:: INSTRUCTION ::
Locate all lines in the data below that hold "Size" and show them.

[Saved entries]

◆ ◆ ◆ ◆

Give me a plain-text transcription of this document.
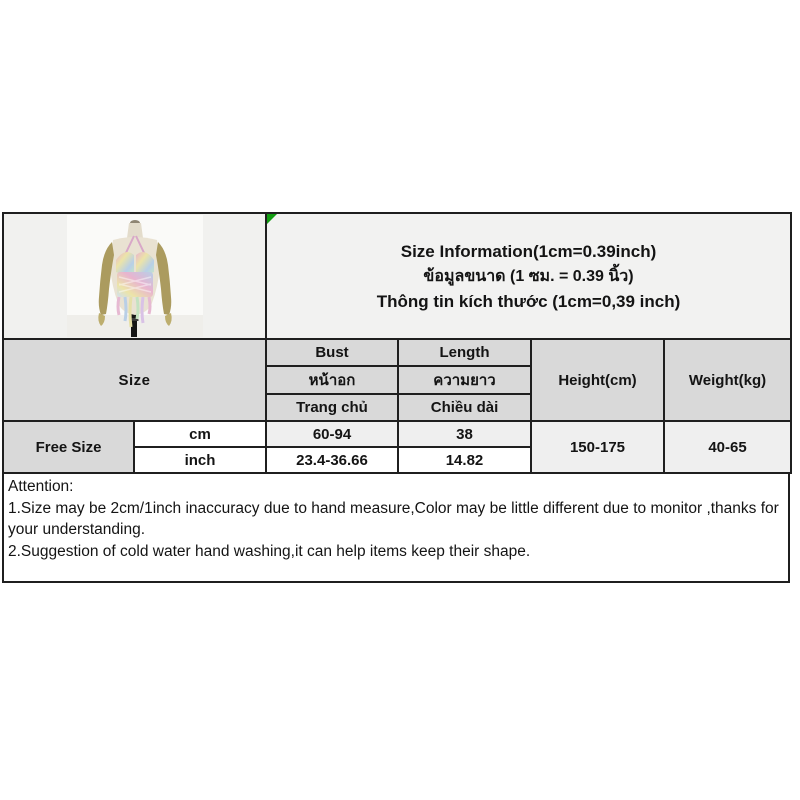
Size Information(1cm=0.39inch)
ข้อมูลขนาด (1 ซม. = 0.39 นิ้ว)
Thông tin kích thước (1cm=0,39 inch)			

Size		Bust	Length	Height(cm)	Weight(kg)
		หน้าอก	ความยาว		
		Trang chủ	Chiều dài		
Free Size	cm	60-94	38	150-175	40-65
	inch	23.4-36.66	14.82		

Attention:

1.Size may be 2cm/1inch inaccuracy due to hand measure,Color may be little different due to monitor ,thanks for your understanding.

2.Suggestion of cold water hand washing,it can help items keep their shape.
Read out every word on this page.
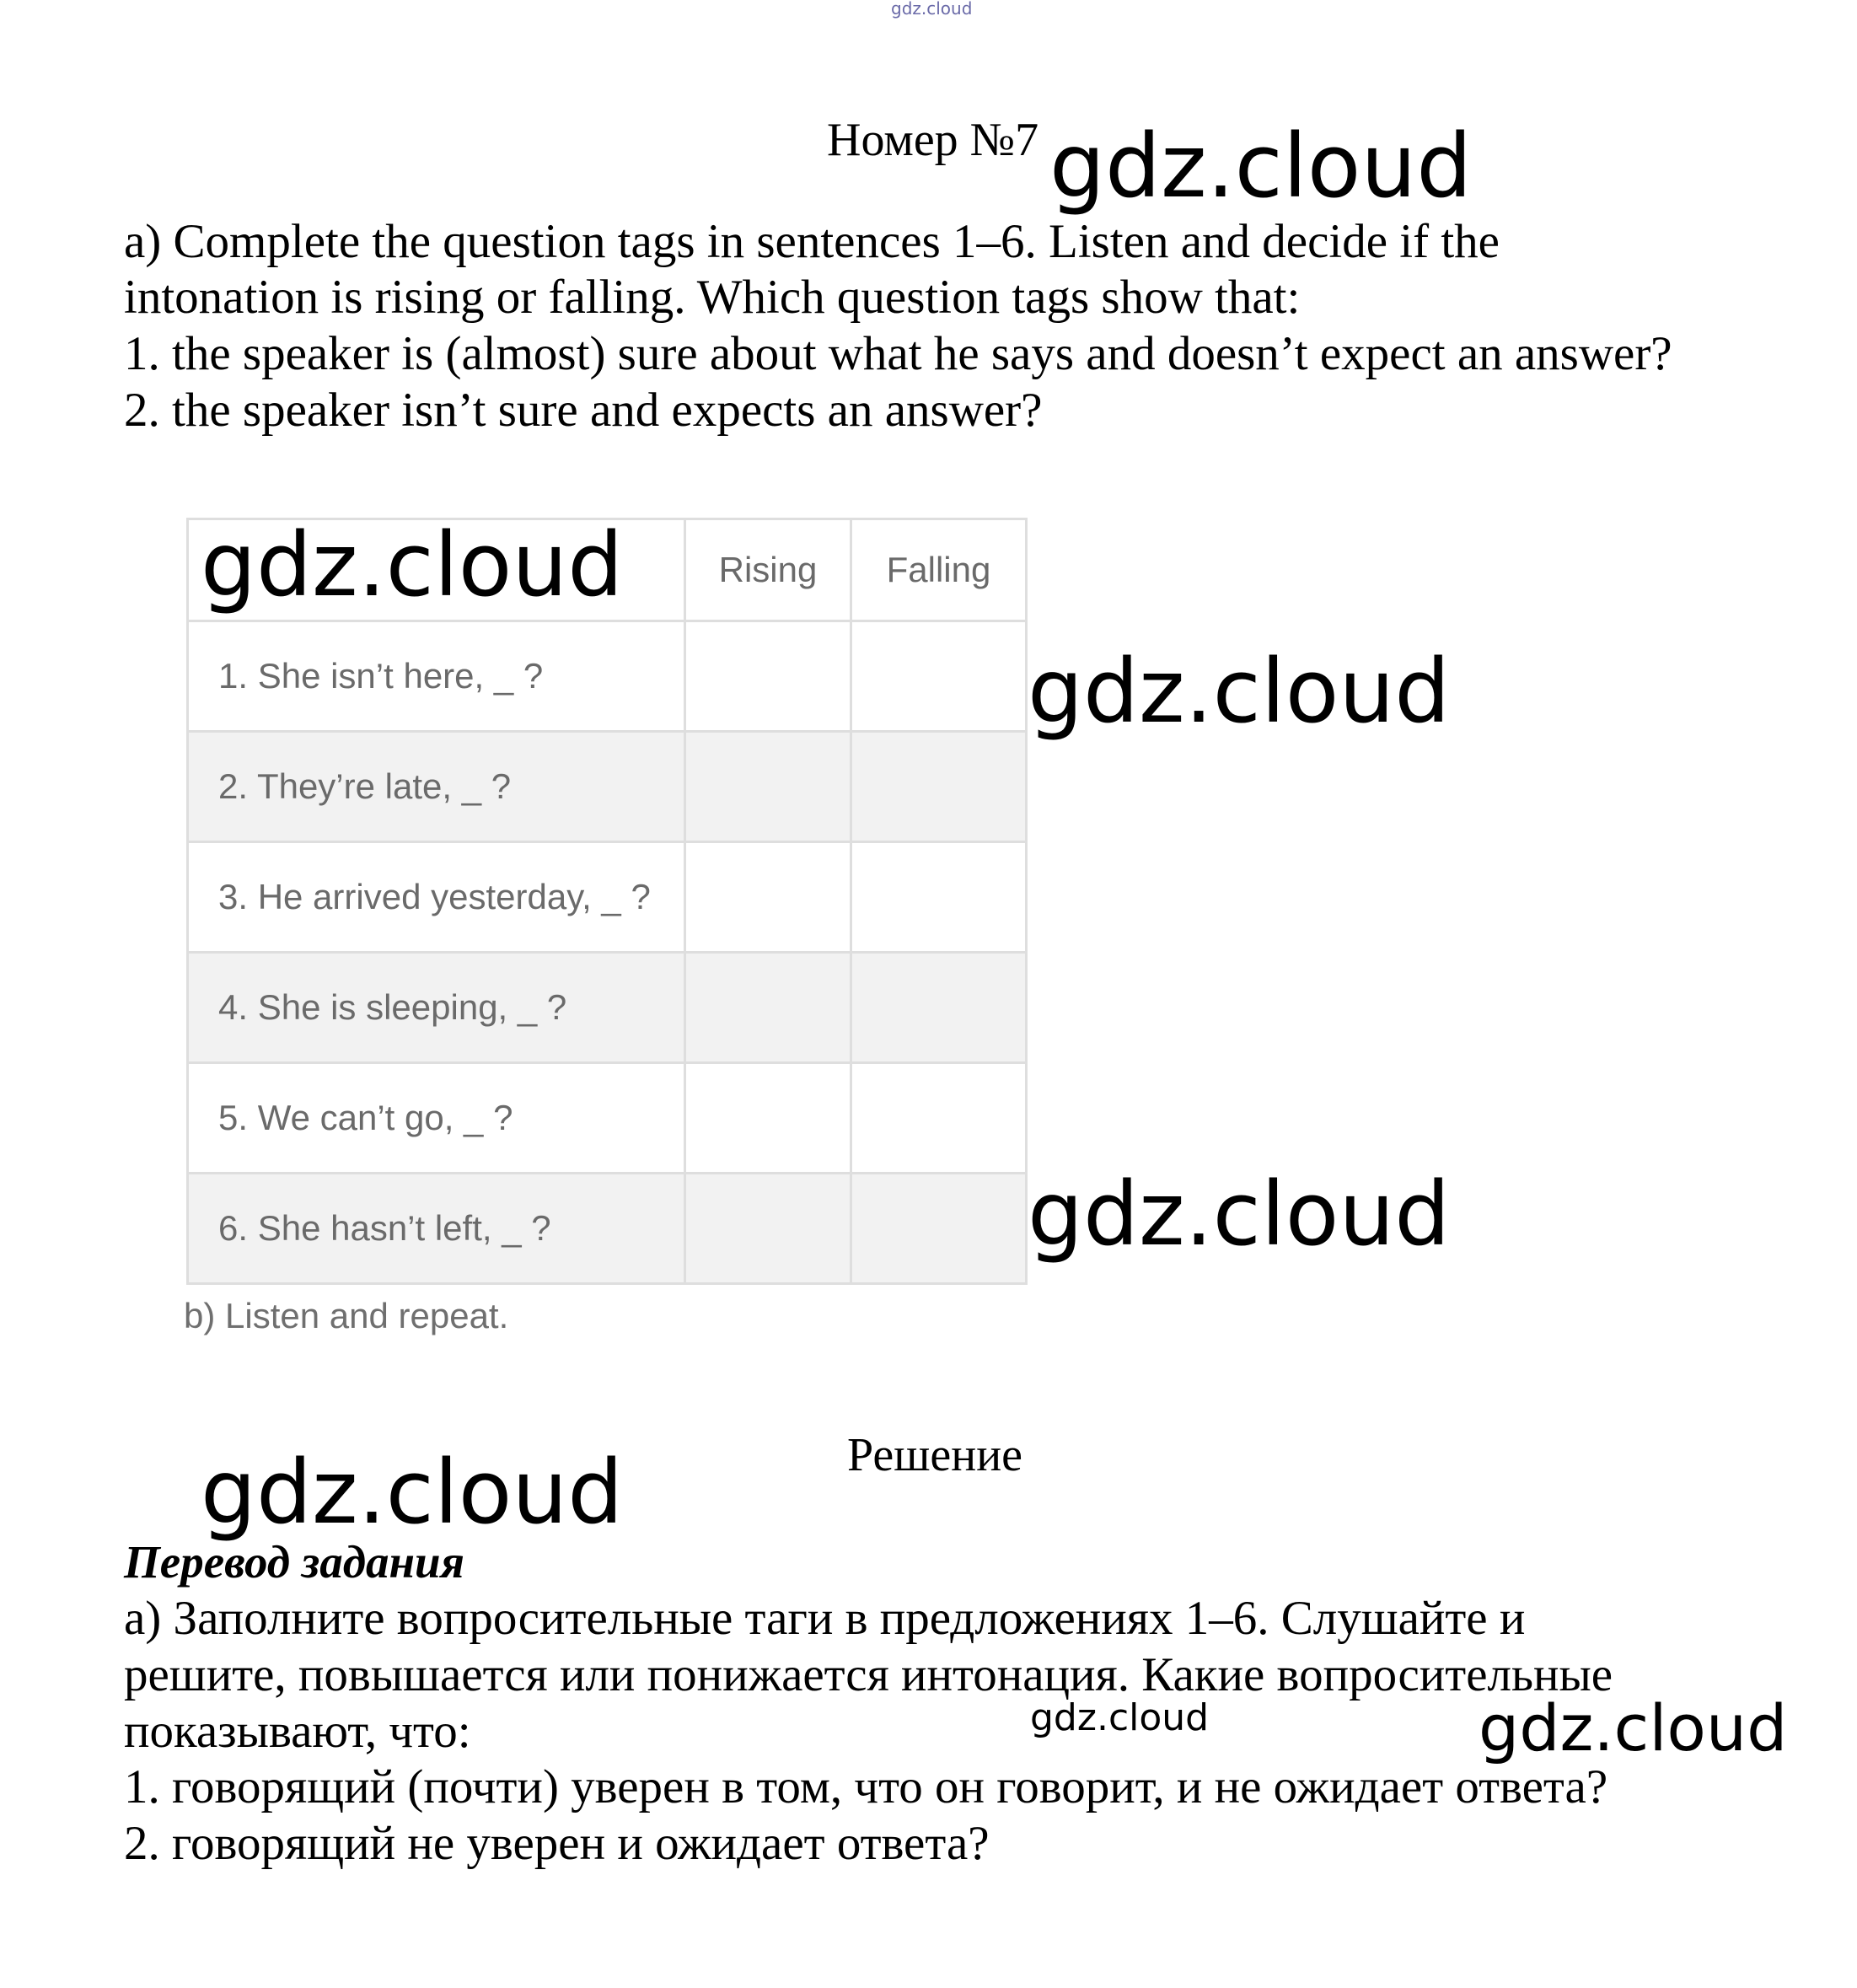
gdz.cloud
Номер №7 gdz.cloud
a) Complete the question tags in sentences 1–6. Listen and decide if the
intonation is rising or falling. Which question tags show that:
1. the speaker is (almost) sure about what he says and doesn’t expect an answer?
2. the speaker isn’t sure and expects an answer?
	Rising	Falling
1. She isn’t here, _ ?		
2. They’re late, _ ?		
3. He arrived yesterday, _ ?		
4. She is sleeping, _ ?		
5. We can’t go, _ ?		
6. She hasn’t left, _ ?		
gdz.cloud
gdz.cloud
gdz.cloud
b) Listen and repeat.
Решение
gdz.cloud
Перевод задания
а) Заполните вопросительные таги в предложениях 1–6. Слушайте и
решите, повышается или понижается интонация. Какие вопросительные
показывают, что:
1. говорящий (почти) уверен в том, что он говорит, и не ожидает ответа?
2. говорящий не уверен и ожидает ответа?
gdz.cloud	gdz.cloud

◆ ◆ ◆ ◆

:: RESPONSE BELOW ::
Size Information(1cm=0.39inch)
Size		Bust	Length	Height(cm)	Weight(kg)
Free Size	cm	60-94	38	150-175	40-65
1.Size may be 2cm/1inch inaccuracy due to hand measure,Color may be little different due to monitor ,thanks for your understanding.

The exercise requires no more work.